
    Thank GOODNESS for AB 32 and every single public transportation system we have and will expand on in the future.

    I know live in San Francisco, where I have given up my car and my 75 minute commutes that was the regular when I lived in Los Angeles, maybe you should try to!

    1. You completely miss the point. We already have enough solar projects in the CPUC approval que to exceed California’s mandate to produce 33% of California’s energy from renewable sources by 2020. We don’t need to eliminate our pristine open space, sensitive species habitat or prime agriculture lands in order to produce energy, especially when we haven’t even begun as a nation to properly explore distributed rooftop solar power generation.

      You argue that unless we continue to support an outdated energy paradigm that benefits energy companies over homeowners, which is exactly what industrial-scale solar projects do, then we are doomed to stay beholden to oil and foreign interest. How funny that you would have us reduce our independence on foreign oil and increase our dependence on foreign food in the process. Every year we lose more fertile farmland to development. Every year we import greater amounts of foreign food. The collapse of every great nation has begun when they lose the ability to feed themselves.

**********

WHAT NEEDS TO BE DONE –
Set down the full text of the comments on AB 32 and solar farmland, word for word.

**********

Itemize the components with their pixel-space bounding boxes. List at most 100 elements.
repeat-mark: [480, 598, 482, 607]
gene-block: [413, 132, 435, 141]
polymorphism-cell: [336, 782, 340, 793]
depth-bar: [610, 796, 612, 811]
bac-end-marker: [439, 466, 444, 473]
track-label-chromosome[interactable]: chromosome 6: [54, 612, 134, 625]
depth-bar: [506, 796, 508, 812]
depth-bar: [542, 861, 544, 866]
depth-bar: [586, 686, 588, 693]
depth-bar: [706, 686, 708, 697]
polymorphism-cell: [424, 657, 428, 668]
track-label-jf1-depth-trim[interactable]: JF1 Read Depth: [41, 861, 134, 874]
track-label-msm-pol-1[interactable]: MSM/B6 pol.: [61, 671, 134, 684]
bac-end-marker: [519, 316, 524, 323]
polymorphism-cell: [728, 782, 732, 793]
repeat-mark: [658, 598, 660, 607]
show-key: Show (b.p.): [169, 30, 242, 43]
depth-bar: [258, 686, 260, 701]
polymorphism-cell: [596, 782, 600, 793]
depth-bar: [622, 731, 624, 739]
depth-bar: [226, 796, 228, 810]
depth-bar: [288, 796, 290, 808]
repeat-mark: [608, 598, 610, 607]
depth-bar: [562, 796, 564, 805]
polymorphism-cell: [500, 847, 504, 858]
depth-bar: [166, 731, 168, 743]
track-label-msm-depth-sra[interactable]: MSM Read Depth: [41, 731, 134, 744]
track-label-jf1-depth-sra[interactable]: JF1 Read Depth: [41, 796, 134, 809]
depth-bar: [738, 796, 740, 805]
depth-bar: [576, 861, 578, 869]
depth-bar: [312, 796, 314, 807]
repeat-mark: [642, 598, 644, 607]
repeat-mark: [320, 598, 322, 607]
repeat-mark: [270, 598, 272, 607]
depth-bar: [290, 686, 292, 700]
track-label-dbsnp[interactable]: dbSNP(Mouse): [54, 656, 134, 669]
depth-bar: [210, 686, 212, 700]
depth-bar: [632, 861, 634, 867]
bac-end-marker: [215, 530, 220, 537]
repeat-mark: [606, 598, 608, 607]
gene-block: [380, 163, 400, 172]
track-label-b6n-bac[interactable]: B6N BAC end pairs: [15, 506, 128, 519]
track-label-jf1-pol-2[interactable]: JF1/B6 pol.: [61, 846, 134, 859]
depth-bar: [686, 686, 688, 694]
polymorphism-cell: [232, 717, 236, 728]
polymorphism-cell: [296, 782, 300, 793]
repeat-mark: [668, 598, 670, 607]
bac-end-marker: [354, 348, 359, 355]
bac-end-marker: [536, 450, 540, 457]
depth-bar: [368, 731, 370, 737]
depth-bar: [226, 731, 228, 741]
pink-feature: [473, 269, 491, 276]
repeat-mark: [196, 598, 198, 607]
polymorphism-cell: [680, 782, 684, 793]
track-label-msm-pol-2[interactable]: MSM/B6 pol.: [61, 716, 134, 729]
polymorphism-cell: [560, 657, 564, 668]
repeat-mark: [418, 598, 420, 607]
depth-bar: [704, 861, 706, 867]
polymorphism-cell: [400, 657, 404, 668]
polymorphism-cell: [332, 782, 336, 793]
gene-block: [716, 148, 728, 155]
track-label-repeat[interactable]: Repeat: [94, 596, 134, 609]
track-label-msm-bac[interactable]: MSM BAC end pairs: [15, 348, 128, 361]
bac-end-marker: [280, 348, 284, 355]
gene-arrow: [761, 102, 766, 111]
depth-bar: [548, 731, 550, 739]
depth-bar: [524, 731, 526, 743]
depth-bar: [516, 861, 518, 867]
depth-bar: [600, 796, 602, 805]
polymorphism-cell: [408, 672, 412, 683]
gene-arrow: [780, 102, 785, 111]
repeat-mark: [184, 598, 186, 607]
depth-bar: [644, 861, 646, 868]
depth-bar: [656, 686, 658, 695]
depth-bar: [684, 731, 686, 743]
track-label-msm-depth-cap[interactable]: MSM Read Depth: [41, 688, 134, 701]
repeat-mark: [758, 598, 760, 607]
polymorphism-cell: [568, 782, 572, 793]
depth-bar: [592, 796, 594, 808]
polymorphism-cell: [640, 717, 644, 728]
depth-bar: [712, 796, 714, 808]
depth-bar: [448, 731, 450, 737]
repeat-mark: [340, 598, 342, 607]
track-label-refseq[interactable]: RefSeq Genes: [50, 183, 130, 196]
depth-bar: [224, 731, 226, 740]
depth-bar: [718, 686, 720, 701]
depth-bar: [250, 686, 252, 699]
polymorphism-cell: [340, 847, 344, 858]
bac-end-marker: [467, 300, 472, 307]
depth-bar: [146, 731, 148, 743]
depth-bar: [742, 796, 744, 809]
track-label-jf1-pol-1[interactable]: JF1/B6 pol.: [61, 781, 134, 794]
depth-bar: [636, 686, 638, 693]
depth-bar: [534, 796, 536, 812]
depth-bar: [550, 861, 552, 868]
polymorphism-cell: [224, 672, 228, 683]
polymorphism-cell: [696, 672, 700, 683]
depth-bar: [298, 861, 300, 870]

**********

OUTPUT –

    Thank GOODNESS for AB 32 and every single public transportation system we have and will expand on in the future.

    I know live in San Francisco, where I have given up my car and my 75 minute commutes that was the regular when I lived in Los Angeles, maybe you should try to!

    1. You completely miss the point. We already have enough solar projects in the CPUC approval que to exceed California’s mandate to produce 33% of California’s energy from renewable sources by 2020. We don’t need to eliminate our pristine open space, sensitive species habitat or prime agriculture lands in order to produce energy, especially when we haven’t even begun as a nation to properly explore distributed rooftop solar power generation.

      You argue that unless we continue to support an outdated energy paradigm that benefits energy companies over homeowners, which is exactly what industrial-scale solar projects do, then we are doomed to stay beholden to oil and foreign interest. How funny that you would have us reduce our independence on foreign oil and increase our dependence on foreign food in the process. Every year we lose more fertile farmland to development. Every year we import greater amounts of foreign food. The collapse of every great nation has begun when they lose the ability to feed themselves.